# START OF Record extracts

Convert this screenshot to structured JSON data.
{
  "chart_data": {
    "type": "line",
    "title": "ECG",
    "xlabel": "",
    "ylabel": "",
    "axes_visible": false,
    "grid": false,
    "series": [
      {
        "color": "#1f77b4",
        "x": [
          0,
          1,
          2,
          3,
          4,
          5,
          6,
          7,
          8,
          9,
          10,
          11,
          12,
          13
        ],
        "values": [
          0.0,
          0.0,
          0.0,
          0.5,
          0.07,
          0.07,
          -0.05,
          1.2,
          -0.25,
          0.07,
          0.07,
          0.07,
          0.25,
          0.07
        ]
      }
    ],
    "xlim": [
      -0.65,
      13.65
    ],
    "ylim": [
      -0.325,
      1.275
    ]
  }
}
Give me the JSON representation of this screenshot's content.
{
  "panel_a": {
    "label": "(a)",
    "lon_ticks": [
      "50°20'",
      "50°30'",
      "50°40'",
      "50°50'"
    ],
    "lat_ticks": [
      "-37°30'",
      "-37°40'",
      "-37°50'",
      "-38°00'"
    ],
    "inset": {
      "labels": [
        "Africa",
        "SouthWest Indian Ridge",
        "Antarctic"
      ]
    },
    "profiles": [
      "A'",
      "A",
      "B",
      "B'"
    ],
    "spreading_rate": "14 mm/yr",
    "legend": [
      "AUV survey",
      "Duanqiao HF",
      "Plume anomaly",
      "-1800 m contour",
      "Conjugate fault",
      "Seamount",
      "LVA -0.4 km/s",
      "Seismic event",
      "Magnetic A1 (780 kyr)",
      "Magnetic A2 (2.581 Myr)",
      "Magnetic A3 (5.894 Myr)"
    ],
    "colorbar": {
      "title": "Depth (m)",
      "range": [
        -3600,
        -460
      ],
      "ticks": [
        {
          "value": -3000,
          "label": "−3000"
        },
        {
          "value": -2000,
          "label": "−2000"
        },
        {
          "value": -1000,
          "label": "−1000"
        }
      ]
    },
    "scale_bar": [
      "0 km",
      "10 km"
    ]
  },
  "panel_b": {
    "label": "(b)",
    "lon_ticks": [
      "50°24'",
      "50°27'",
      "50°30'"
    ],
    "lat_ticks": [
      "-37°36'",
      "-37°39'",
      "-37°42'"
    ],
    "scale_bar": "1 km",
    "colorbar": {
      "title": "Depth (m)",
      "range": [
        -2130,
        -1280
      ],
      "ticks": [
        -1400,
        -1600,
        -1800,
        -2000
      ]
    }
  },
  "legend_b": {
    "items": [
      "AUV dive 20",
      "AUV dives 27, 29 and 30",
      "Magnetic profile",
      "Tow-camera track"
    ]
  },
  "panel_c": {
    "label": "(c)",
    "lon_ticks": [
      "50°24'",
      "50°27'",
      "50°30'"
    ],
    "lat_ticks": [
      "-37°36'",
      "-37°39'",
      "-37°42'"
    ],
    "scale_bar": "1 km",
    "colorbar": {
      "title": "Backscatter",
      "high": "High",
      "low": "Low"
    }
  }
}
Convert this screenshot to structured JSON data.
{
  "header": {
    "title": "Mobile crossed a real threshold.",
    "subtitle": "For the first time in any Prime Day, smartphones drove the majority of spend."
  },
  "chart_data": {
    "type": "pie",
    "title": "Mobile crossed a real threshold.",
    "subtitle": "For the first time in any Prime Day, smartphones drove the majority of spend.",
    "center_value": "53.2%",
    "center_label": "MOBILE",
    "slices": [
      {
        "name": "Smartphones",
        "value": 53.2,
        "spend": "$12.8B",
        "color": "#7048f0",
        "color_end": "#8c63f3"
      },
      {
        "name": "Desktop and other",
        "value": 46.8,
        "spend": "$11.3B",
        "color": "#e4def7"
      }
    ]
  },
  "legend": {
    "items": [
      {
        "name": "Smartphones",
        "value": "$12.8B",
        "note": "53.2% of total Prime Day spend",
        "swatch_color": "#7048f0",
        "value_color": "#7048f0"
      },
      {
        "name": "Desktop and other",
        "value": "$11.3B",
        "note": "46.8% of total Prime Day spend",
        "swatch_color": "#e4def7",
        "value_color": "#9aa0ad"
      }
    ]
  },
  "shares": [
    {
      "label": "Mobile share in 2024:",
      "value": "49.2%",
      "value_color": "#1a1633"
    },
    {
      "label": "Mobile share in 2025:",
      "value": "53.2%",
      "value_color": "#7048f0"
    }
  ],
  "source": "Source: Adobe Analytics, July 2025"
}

# END OF Record extracts

**Work to be completed:**
Give only the number of lines in the material above where the string "time" appears.

**Written solution:**
2